Spark PostGres Cassandra MongoDb

Spark PostGres Cassandra MongoDb

Integrate spark with Postgres, Cassandra,MongoDb

Explore how to write spark streaming data into databases.

You cannot write streams into these databases .We can write batches of data using foreachbatch

  • MongoDB stores JSON documents in collections with dynamic schemas.MongoDb has Single-master.
  • MongoDB Supports multiple indices Full-text indices for text searches .
  • Cassandra, there is no master node– every node runs exactly the same software and performs the same functions.It’s non-relational, but has a limited CQL query language as its interface
  • PostgreSQL is a relational database management system.
  • For analytic queries, Hive, Pig, Spark, etc. work great.
  • For data at giant scale – export data to a non-relational database for fast and scalable serving of that data to applications like web.
+--
- _Set task A_:
Copy word for word the stretch of rows from the very first row through the line containing "x-tick-label: 0 xyxy=(49,357,55,367)".
The rows below have no connection to the Spark and database page above.

- _Stored data_:
+--
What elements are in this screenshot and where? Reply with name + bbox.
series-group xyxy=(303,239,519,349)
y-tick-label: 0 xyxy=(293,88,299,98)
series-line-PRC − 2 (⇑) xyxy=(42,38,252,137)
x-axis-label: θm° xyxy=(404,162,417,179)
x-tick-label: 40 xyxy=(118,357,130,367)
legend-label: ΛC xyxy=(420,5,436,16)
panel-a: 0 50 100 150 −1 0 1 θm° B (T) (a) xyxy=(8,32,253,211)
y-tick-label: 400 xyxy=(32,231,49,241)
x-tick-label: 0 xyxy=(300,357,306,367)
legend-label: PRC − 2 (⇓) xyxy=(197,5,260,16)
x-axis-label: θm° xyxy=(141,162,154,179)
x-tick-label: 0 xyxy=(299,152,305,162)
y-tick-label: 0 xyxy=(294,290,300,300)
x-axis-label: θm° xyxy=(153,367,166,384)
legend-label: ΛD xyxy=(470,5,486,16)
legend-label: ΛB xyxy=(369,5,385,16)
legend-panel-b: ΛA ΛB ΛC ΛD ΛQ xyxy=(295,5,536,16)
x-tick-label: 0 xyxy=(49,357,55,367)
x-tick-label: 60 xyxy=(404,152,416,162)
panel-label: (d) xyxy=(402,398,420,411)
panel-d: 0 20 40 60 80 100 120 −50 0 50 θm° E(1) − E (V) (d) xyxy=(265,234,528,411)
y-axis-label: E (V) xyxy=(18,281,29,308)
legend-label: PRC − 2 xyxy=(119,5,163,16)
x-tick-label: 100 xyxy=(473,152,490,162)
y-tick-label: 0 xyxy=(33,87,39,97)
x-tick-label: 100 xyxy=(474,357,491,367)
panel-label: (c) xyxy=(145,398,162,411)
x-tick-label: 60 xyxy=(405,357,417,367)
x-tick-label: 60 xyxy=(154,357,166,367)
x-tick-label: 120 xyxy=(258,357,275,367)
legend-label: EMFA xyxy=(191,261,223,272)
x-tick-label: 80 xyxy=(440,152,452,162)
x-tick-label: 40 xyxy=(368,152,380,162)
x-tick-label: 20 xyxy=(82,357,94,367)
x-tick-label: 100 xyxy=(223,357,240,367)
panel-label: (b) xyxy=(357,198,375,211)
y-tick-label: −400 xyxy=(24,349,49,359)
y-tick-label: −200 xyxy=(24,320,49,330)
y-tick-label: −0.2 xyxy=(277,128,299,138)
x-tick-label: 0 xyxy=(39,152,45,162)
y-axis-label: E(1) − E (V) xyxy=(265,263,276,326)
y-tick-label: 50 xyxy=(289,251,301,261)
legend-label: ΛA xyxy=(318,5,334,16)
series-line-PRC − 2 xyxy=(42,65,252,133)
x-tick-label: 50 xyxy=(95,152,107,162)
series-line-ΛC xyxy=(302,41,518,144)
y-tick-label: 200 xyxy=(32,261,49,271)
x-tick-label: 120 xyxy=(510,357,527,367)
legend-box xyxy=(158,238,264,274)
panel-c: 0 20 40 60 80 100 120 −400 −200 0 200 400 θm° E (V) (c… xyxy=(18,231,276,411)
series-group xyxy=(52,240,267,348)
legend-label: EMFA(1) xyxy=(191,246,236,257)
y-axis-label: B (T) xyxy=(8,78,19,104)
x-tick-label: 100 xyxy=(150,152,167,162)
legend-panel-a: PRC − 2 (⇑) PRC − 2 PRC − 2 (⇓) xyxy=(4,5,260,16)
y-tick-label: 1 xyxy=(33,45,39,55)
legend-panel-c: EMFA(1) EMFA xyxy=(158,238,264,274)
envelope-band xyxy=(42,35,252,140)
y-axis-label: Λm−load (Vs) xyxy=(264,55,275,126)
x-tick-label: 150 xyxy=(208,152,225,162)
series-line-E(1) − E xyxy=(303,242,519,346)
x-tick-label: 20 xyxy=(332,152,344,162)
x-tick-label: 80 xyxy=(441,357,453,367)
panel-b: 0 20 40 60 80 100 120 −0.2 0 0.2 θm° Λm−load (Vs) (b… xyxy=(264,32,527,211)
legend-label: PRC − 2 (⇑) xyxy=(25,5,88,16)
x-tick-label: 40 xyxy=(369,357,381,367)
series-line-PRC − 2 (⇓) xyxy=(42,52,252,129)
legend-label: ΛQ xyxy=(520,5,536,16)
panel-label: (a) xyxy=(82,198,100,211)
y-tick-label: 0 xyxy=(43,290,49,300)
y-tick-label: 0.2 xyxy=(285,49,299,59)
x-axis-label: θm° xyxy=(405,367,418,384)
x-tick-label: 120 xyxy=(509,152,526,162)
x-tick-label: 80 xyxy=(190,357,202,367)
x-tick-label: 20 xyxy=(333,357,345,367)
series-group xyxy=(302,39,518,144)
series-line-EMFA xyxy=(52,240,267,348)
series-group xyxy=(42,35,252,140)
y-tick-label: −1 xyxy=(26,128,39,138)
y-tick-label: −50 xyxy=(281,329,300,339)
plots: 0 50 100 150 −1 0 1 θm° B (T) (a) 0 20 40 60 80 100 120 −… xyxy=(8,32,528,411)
+--
- _Set task B_:
Continue the page on writing Spark data into Postgres, Cassandra and MongoDB from where it stops.

- _Reply A_:
What elements are in this screenshot and where? Reply with name + bbox.
series-group xyxy=(303,239,519,349)
y-tick-label: 0 xyxy=(293,88,299,98)
series-line-PRC − 2 (⇑) xyxy=(42,38,252,137)
x-axis-label: θm° xyxy=(404,162,417,179)
x-tick-label: 40 xyxy=(118,357,130,367)
legend-label: ΛC xyxy=(420,5,436,16)
panel-a: 0 50 100 150 −1 0 1 θm° B (T) (a) xyxy=(8,32,253,211)
y-tick-label: 400 xyxy=(32,231,49,241)
x-tick-label: 0 xyxy=(300,357,306,367)
legend-label: PRC − 2 (⇓) xyxy=(197,5,260,16)
x-axis-label: θm° xyxy=(141,162,154,179)
x-tick-label: 0 xyxy=(299,152,305,162)
y-tick-label: 0 xyxy=(294,290,300,300)
x-axis-label: θm° xyxy=(153,367,166,384)
legend-label: ΛD xyxy=(470,5,486,16)
legend-label: ΛB xyxy=(369,5,385,16)
legend-panel-b: ΛA ΛB ΛC ΛD ΛQ xyxy=(295,5,536,16)
x-tick-label: 0 xyxy=(49,357,55,367)

- _Reply B_:
PostGres
  val driver = "org.postgresql.Driver"
  val url = "jdbc:postgresql://192.168.1.200:5432/hyper"
  val user = "postgres"
  val password = "postgres"
  
  val carsDS = carsDF.as[Car]

    carsDS.writeStream
      .foreachBatch{(batch : Dataset[Car] ,batchId: Long) =>
        batch.write
          .format("jdbc")
          .option("driver",driver)
          .option("url",url)
          .option("user",user)
          .option("password",password)
          .option("dbtable","public.cars")
          .save()
      }

      .start()
      .awaitTermination()

Verify data using db visualizer

MongoDb
 val uri = "mongodb://192.168.1.200:27017/carsdataset.cars"

  def writetoMongoDb() = {
    val carsDF = spark.readStream
      .schema(carsSchema)
      .json("src/main/resources/data/cars")

    val carsDS = carsDF.as[Car]

    carsDS.writeStream
      .foreachBatch{(batch : Dataset[Car] ,batchId: Long) =>
        batch.write
          .format("com.mongodb.spark.sql.DefaultSource")
          .option("uri",uri)
          .mode("append")
          .save()
      }

      .start()
      .awaitTermination()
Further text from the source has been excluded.